- Direction
Each entry below is to be extracted exactly.
┌──
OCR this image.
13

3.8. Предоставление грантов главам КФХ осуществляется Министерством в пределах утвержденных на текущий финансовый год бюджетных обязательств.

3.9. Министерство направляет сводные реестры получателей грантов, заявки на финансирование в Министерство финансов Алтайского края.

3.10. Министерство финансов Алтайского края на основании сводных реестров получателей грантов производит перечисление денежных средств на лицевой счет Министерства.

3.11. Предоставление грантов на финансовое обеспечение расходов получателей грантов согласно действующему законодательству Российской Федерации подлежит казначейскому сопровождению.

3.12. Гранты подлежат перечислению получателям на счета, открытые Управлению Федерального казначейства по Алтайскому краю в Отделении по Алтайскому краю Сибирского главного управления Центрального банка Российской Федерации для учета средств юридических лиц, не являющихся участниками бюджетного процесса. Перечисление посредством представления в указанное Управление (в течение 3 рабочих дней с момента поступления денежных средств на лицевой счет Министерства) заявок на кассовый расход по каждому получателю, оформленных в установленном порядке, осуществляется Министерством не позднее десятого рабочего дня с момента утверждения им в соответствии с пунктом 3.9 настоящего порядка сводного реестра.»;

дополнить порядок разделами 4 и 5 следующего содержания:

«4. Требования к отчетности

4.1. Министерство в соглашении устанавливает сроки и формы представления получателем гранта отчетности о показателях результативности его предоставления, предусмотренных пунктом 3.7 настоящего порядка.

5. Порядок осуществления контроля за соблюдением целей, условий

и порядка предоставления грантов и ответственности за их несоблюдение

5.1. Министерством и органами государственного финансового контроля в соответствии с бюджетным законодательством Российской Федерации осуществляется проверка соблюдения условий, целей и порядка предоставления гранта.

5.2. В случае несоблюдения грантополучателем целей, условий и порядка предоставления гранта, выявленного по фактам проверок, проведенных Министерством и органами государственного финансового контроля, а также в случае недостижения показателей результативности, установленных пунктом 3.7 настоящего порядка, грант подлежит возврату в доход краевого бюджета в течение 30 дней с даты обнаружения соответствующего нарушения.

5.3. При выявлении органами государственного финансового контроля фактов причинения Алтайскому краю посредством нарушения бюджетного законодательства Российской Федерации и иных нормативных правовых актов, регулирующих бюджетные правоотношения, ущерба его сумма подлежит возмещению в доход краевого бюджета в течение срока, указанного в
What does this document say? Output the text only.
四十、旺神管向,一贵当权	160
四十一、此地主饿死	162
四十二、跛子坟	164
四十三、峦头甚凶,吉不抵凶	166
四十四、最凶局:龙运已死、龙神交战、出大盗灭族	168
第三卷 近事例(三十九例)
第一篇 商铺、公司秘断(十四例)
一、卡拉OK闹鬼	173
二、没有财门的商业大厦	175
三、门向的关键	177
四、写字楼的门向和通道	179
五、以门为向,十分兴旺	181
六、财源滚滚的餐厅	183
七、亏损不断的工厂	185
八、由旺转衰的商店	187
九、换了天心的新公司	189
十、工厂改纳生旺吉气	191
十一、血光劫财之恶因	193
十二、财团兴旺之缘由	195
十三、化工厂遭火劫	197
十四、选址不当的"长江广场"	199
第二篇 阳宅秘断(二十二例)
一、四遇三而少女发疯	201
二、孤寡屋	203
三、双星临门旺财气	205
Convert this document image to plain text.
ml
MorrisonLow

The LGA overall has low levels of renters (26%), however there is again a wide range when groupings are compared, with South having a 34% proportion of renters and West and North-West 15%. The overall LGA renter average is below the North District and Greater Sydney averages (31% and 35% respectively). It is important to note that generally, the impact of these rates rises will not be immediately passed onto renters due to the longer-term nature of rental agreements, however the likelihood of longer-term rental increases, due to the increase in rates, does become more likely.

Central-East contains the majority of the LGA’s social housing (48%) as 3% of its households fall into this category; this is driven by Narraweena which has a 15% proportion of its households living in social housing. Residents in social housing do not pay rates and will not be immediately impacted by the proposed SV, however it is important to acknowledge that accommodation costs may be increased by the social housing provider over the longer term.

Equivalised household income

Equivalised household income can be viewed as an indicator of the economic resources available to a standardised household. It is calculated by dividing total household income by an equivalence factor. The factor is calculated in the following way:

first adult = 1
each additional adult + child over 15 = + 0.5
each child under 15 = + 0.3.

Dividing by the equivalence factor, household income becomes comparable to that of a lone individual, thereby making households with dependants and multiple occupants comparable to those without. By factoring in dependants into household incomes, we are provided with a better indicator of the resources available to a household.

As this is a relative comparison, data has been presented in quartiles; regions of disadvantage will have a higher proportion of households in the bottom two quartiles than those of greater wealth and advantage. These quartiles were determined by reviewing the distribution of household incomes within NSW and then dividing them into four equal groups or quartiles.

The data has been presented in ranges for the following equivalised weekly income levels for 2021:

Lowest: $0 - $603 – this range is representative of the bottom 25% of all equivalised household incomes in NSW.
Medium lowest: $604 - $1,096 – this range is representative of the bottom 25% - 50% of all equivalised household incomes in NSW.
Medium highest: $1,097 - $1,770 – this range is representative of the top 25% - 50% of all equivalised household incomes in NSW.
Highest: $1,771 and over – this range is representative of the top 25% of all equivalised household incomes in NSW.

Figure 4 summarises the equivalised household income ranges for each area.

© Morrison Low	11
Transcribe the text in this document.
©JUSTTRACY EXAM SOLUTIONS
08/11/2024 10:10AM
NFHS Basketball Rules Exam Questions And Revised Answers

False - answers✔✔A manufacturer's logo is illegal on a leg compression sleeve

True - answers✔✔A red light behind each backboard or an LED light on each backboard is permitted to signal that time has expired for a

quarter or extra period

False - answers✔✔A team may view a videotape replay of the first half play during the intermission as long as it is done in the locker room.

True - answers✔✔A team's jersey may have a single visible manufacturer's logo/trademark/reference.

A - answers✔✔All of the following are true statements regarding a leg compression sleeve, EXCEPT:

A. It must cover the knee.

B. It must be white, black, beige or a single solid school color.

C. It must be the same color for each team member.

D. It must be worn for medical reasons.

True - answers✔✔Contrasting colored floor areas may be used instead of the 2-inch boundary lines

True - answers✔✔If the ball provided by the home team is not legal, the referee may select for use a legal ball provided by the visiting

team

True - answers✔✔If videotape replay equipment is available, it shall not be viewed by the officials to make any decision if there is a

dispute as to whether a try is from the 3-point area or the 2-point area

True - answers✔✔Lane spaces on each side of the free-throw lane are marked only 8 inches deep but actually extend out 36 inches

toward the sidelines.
└──
- Response
OCR this image.
13

3.8. Предоставление грантов главам КФХ осуществляется Министерством в пределах утвержденных на текущий финансовый год бюджетных обязательств.

3.9. Министерство направляет сводные реестры получателей грантов, заявки на финансирование в Министерство финансов Алтайского края.

3.10. Министерство финансов Алтайского края на основании сводных реестров получателей грантов производит перечисление денежных средств на лицевой счет Министерства.

3.11. Предоставление грантов на финансовое обеспечение расходов получателей грантов согласно действующему законодательству Российской Федерации подлежит казначейскому сопровождению.

3.12. Гранты подлежат перечислению получателям на счета, открытые Управлению Федерального казначейства по Алтайскому краю в Отделении по Алтайскому краю Сибирского главного управления Центрального банка Российской Федерации для учета средств юридических лиц, не являющихся участниками бюджетного процесса. Перечисление посредством представления в указанное Управление (в течение 3 рабочих дней с момента поступления денежных средств на лицевой счет Министерства) заявок на кассовый расход по каждому получателю, оформленных в установленном порядке, осуществляется Министерством не позднее десятого рабочего дня с момента утверждения им в соответствии с пунктом 3.9 настоящего порядка сводного реестра.»;

дополнить порядок разделами 4 и 5 следующего содержания:

«4. Требования к отчетности

4.1. Министерство в соглашении устанавливает сроки и формы представления получателем гранта отчетности о показателях результативности его предоставления, предусмотренных пунктом 3.7 настоящего порядка.

5. Порядок осуществления контроля за соблюдением целей, условий

и порядка предоставления грантов и ответственности за их несоблюдение

5.1. Министерством и органами государственного финансового контроля в соответствии с бюджетным законодательством Российской Федерации осуществляется проверка соблюдения условий, целей и порядка предоставления гранта.

5.2. В случае несоблюдения грантополучателем целей, условий и порядка предоставления гранта, выявленного по фактам проверок, проведенных Министерством и органами государственного финансового контроля, а также в случае недостижения показателей результативности, установленных пунктом 3.7 настоящего порядка, грант подлежит возврату в доход краевого бюджета в течение 30 дней с даты обнаружения соответствующего нарушения.

5.3. При выявлении органами государственного финансового контроля фактов причинения Алтайскому краю посредством нарушения бюджетного законодательства Российской Федерации и иных нормативных правовых актов, регулирующих бюджетные правоотношения, ущерба его сумма подлежит возмещению в доход краевого бюджета в течение срока, указанного в
What does this document say? Output the text only.
四十、旺神管向,一贵当权	160
四十一、此地主饿死	162
四十二、跛子坟	164
四十三、峦头甚凶,吉不抵凶	166
四十四、最凶局:龙运已死、龙神交战、出大盗灭族	168
第三卷 近事例(三十九例)
第一篇 商铺、公司秘断(十四例)
一、卡拉OK闹鬼	173
二、没有财门的商业大厦	175
三、门向的关键	177
四、写字楼的门向和通道	179
五、以门为向,十分兴旺	181
六、财源滚滚的餐厅	183
七、亏损不断的工厂	185
八、由旺转衰的商店	187
九、换了天心的新公司	189
十、工厂改纳生旺吉气	191
十一、血光劫财之恶因	193
十二、财团兴旺之缘由	195
十三、化工厂遭火劫	197
十四、选址不当的"长江广场"	199
第二篇 阳宅秘断(二十二例)
一、四遇三而少女发疯	201
二、孤寡屋	203
三、双星临门旺财气	205
Convert this document image to plain text.
ml
MorrisonLow

The LGA overall has low levels of renters (26%), however there is again a wide range when groupings are compared, with South having a 34% proportion of renters and West and North-West 15%. The overall LGA renter average is below the North District and Greater Sydney averages (31% and 35% respectively). It is important to note that generally, the impact of these rates rises will not be immediately passed onto renters due to the longer-term nature of rental agreements, however the likelihood of longer-term rental increases, due to the increase in rates, does become more likely.

Central-East contains the majority of the LGA’s social housing (48%) as 3% of its households fall into this category; this is driven by Narraweena which has a 15% proportion of its households living in social housing. Residents in social housing do not pay rates and will not be immediately impacted by the proposed SV, however it is important to acknowledge that accommodation costs may be increased by the social housing provider over the longer term.

Equivalised household income

Equivalised household income can be viewed as an indicator of the economic resources available to a standardised household. It is calculated by dividing total household income by an equivalence factor. The factor is calculated in the following way:

first adult = 1
each additional adult + child over 15 = + 0.5
each child under 15 = + 0.3.

Dividing by the equivalence factor, household income becomes comparable to that of a lone individual, thereby making households with dependants and multiple occupants comparable to those without. By factoring in dependants into household incomes, we are provided with a better indicator of the resources available to a household.

As this is a relative comparison, data has been presented in quartiles; regions of disadvantage will have a higher proportion of households in the bottom two quartiles than those of greater wealth and advantage. These quartiles were determined by reviewing the distribution of household incomes within NSW and then dividing them into four equal groups or quartiles.

The data has been presented in ranges for the following equivalised weekly income levels for 2021:

Lowest: $0 - $603 – this range is representative of the bottom 25% of all equivalised household incomes in NSW.
Medium lowest: $604 - $1,096 – this range is representative of the bottom 25% - 50% of all equivalised household incomes in NSW.
Medium highest: $1,097 - $1,770 – this range is representative of the top 25% - 50% of all equivalised household incomes in NSW.
Highest: $1,771 and over – this range is representative of the top 25% of all equivalised household incomes in NSW.

Figure 4 summarises the equivalised household income ranges for each area.

© Morrison Low	11
Transcribe the text in this document.
©JUSTTRACY EXAM SOLUTIONS
08/11/2024 10:10AM
NFHS Basketball Rules Exam Questions And Revised Answers

False - answers✔✔A manufacturer's logo is illegal on a leg compression sleeve

True - answers✔✔A red light behind each backboard or an LED light on each backboard is permitted to signal that time has expired for a

quarter or extra period

False - answers✔✔A team may view a videotape replay of the first half play during the intermission as long as it is done in the locker room.

True - answers✔✔A team's jersey may have a single visible manufacturer's logo/trademark/reference.

A - answers✔✔All of the following are true statements regarding a leg compression sleeve, EXCEPT:

A. It must cover the knee.

B. It must be white, black, beige or a single solid school color.

C. It must be the same color for each team member.

D. It must be worn for medical reasons.

True - answers✔✔Contrasting colored floor areas may be used instead of the 2-inch boundary lines

True - answers✔✔If the ball provided by the home team is not legal, the referee may select for use a legal ball provided by the visiting

team

True - answers✔✔If videotape replay equipment is available, it shall not be viewed by the officials to make any decision if there is a

dispute as to whether a try is from the 3-point area or the 2-point area

True - answers✔✔Lane spaces on each side of the free-throw lane are marked only 8 inches deep but actually extend out 36 inches

toward the sidelines.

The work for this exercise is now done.